Quote the data below in full, please, without altering anything.

····················

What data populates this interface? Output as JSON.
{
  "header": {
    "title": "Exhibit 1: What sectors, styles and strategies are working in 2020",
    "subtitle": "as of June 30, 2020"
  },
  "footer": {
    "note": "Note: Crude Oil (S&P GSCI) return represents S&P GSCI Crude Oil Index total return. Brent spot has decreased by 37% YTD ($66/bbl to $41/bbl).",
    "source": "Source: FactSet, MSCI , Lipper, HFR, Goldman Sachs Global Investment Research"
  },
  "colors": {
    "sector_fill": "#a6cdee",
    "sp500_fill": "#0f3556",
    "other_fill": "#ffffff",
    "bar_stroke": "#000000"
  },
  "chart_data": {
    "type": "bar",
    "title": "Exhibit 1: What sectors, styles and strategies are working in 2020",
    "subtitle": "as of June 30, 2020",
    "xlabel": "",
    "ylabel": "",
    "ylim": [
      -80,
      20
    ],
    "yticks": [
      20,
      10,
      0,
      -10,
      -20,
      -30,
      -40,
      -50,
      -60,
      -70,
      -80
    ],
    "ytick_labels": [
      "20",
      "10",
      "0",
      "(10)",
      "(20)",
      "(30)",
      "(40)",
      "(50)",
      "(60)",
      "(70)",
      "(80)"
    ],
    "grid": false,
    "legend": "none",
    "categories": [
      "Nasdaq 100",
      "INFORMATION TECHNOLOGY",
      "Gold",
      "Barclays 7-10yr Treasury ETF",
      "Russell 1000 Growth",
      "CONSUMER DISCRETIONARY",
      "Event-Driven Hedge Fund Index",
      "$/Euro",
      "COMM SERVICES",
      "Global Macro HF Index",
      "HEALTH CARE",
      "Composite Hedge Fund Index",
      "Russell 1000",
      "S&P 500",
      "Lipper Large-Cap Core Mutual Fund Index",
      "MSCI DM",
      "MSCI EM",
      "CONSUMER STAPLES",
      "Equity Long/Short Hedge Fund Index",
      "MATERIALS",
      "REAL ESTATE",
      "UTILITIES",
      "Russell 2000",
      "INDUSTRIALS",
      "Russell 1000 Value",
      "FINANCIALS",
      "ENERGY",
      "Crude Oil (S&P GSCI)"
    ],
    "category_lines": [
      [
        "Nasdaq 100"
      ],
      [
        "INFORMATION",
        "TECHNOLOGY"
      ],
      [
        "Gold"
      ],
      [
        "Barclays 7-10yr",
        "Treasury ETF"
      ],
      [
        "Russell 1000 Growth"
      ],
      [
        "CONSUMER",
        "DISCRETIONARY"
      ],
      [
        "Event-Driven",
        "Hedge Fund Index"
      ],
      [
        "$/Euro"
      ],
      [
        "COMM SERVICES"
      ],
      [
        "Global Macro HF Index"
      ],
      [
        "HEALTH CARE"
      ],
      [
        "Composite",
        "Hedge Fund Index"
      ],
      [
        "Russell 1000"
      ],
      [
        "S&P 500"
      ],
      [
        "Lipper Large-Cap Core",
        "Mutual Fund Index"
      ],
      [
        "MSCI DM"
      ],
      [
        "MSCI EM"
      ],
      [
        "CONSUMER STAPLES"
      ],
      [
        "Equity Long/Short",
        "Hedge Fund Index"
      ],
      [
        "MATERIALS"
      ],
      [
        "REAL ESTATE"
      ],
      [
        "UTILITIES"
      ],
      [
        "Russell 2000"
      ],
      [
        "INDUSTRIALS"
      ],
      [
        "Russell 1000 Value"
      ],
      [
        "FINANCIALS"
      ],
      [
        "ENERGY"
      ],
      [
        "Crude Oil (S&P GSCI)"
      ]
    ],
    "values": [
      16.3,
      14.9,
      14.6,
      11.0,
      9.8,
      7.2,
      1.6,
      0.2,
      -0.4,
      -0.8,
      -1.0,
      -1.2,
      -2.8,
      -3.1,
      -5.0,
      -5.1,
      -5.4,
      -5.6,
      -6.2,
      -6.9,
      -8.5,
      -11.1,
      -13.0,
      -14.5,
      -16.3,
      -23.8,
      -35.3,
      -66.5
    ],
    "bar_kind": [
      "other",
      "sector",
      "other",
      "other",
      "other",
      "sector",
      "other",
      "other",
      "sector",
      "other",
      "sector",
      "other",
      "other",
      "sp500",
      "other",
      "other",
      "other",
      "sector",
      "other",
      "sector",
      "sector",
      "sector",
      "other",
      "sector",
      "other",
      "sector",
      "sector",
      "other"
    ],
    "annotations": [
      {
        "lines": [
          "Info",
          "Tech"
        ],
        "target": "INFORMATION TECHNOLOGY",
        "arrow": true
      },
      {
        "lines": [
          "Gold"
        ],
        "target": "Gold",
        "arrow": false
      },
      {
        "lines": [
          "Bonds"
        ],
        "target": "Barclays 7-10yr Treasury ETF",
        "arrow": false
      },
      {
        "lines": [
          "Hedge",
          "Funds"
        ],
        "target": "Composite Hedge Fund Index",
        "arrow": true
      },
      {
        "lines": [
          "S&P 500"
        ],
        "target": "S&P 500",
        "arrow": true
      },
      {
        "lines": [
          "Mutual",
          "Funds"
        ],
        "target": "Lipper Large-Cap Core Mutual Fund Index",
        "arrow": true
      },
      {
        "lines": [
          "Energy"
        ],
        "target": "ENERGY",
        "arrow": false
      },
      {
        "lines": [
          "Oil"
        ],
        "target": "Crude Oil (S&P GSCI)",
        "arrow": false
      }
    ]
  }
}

····················

ANSWER FOR THE TASK —
What data populates this interface? Output as JSON.
{
  "header": {
    "title": "Exhibit 1: What sectors, styles and strategies are working in 2020",
    "subtitle": "as of June 30, 2020"
  },
  "footer": {
    "note": "Note: Crude Oil (S&P GSCI) return represents S&P GSCI Crude Oil Index total return. Brent spot has decreased by 37% YTD ($66/bbl to $41/bbl).",
    "source": "Source: FactSet, MSCI , Lipper, HFR, Goldman Sachs Global Investment Research"
  },
  "colors": {
    "sector_fill": "#a6cdee",
    "sp500_fill": "#0f3556",
    "other_fill": "#ffffff",
    "bar_stroke": "#000000"
  },
  "chart_data": {
    "type": "bar",
    "title": "Exhibit 1: What sectors, styles and strategies are working in 2020",
    "subtitle": "as of June 30, 2020",
    "xlabel": "",
    "ylabel": "",
    "ylim": [
      -80,
      20
    ],
    "yticks": [
      20,
      10,
      0,
      -10,
      -20,
      -30,
      -40,
      -50,
      -60,
      -70,
      -80
    ],
    "ytick_labels": [
      "20",
      "10",
      "0",
      "(10)",
      "(20)",
      "(30)",
      "(40)",
      "(50)",
      "(60)",
      "(70)",
      "(80)"
    ],
    "grid": false,
    "legend": "none",
    "categories": [
      "Nasdaq 100",
      "INFORMATION TECHNOLOGY",
      "Gold",
      "Barclays 7-10yr Treasury ETF",
      "Russell 1000 Growth",
      "CONSUMER DISCRETIONARY",
      "Event-Driven Hedge Fund Index",
      "$/Euro",
      "COMM SERVICES",
      "Global Macro HF Index",
      "HEALTH CARE",
      "Composite Hedge Fund Index",
      "Russell 1000",
      "S&P 500",
      "Lipper Large-Cap Core Mutual Fund Index",
      "MSCI DM",
      "MSCI EM",
      "CONSUMER STAPLES",
      "Equity Long/Short Hedge Fund Index",
      "MATERIALS",
      "REAL ESTATE",
      "UTILITIES",
      "Russell 2000",
      "INDUSTRIALS",
      "Russell 1000 Value",
      "FINANCIALS",
      "ENERGY",
      "Crude Oil (S&P GSCI)"
    ],
    "category_lines": [
      [
        "Nasdaq 100"
      ],
      [
        "INFORMATION",
        "TECHNOLOGY"
      ],
      [
        "Gold"
      ],
      [
        "Barclays 7-10yr",
        "Treasury ETF"
      ],
      [
        "Russell 1000 Growth"
      ],
      [
        "CONSUMER",
        "DISCRETIONARY"
      ],
      [
        "Event-Driven",
        "Hedge Fund Index"
      ],
      [
        "$/Euro"
      ],
      [
        "COMM SERVICES"
      ],
      [
        "Global Macro HF Index"
      ],
      [
        "HEALTH CARE"
      ],
      [
        "Composite",
        "Hedge Fund Index"
      ],
      [
        "Russell 1000"
      ],
      [
        "S&P 500"
      ],
      [
        "Lipper Large-Cap Core",
        "Mutual Fund Index"
      ],
      [
        "MSCI DM"
      ],
      [
        "MSCI EM"
      ],
      [
        "CONSUMER STAPLES"
      ],
      [
        "Equity Long/Short",
        "Hedge Fund Index"
      ],
      [
        "MATERIALS"
      ],
      [
        "REAL ESTATE"
      ],
      [
        "UTILITIES"
      ],
      [
        "Russell 2000"
      ],
      [
        "INDUSTRIALS"
      ],
      [
        "Russell 1000 Value"
      ],
      [
        "FINANCIALS"
      ],
      [
        "ENERGY"
      ],
      [
        "Crude Oil (S&P GSCI)"
      ]
    ],
    "values": [
      16.3,
      14.9,
      14.6,
      11.0,
      9.8,
      7.2,
      1.6,
      0.2,
      -0.4,
      -0.8,
      -1.0,
      -1.2,
      -2.8,
      -3.1,
      -5.0,
      -5.1,
      -5.4,
      -5.6,
      -6.2,
      -6.9,
      -8.5,
      -11.1,
      -13.0,
      -14.5,
      -16.3,
      -23.8,
      -35.3,
      -66.5
    ],
    "bar_kind": [
      "other",
      "sector",
      "other",
      "other",
      "other",
      "sector",
      "other",
      "other",
      "sector",
      "other",
      "sector",
      "other",
      "other",
      "sp500",
      "other",
      "other",
      "other",
      "sector",
      "other",
      "sector",
      "sector",
      "sector",
      "other",
      "sector",
      "other",
      "sector",
      "sector",
      "other"
    ],
    "annotations": [
      {
        "lines": [
          "Info",
          "Tech"
        ],
        "target": "INFORMATION TECHNOLOGY",
        "arrow": true
      },
      {
        "lines": [
          "Gold"
        ],
        "target": "Gold",
        "arrow": false
      },
      {
        "lines": [
          "Bonds"
        ],
        "target": "Barclays 7-10yr Treasury ETF",
        "arrow": false
      },
      {
        "lines": [
          "Hedge",
          "Funds"
        ],
        "target": "Composite Hedge Fund Index",
        "arrow": true
      },
      {
        "lines": [
          "S&P 500"
        ],
        "target": "S&P 500",
        "arrow": true
      },
      {
        "lines": [
          "Mutual",
          "Funds"
        ],
        "target": "Lipper Large-Cap Core Mutual Fund Index",
        "arrow": true
      },
      {
        "lines": [
          "Energy"
        ],
        "target": "ENERGY",
        "arrow": false
      },
      {
        "lines": [
          "Oil"
        ],
        "target": "Crude Oil (S&P GSCI)",
        "arrow": false
      }
    ]
  }
}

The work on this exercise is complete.